Return all lines that include the string "Recipient".
▶
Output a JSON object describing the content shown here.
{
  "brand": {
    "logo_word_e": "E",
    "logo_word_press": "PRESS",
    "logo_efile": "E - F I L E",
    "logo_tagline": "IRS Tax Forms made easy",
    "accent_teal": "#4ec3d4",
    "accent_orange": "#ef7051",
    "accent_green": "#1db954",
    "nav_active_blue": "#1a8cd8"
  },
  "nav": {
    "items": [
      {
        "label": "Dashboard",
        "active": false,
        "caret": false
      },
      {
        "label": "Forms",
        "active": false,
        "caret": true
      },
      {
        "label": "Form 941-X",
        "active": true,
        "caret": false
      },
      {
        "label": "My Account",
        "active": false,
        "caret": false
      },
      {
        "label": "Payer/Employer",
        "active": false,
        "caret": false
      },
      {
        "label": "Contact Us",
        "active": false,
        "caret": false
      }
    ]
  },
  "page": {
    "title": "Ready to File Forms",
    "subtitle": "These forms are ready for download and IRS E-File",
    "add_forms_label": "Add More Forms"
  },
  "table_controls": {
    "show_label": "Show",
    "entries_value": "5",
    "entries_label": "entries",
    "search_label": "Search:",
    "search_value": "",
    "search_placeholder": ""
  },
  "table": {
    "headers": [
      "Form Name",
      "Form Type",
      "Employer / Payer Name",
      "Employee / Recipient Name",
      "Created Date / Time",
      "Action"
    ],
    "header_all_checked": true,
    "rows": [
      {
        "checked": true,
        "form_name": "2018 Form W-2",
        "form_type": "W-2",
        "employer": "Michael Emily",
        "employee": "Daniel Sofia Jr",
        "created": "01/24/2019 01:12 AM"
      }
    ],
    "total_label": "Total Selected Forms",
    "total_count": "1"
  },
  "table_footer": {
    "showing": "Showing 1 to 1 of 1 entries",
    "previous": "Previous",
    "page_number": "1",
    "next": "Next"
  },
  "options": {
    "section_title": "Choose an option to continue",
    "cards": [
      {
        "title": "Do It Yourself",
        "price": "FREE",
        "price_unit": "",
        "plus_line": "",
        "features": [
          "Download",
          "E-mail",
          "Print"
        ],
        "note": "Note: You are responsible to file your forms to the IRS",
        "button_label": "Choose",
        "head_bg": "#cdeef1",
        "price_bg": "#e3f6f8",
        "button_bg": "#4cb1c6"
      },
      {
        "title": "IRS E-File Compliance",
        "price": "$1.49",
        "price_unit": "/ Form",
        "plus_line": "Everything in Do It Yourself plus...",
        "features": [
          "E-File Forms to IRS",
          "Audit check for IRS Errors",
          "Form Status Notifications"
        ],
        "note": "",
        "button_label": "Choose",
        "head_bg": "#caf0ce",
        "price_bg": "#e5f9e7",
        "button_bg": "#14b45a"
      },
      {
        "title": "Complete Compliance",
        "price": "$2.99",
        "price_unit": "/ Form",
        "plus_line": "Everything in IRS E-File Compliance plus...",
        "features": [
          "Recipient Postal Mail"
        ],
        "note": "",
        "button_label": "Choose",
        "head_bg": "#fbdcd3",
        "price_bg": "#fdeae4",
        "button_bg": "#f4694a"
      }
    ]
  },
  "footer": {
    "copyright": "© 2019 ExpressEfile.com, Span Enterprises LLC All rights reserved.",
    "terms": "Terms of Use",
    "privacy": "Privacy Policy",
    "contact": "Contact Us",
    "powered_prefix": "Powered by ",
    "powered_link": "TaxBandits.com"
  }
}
◀
Answer for the task =>
      "Employee / Recipient Name",
          "Recipient Postal Mail"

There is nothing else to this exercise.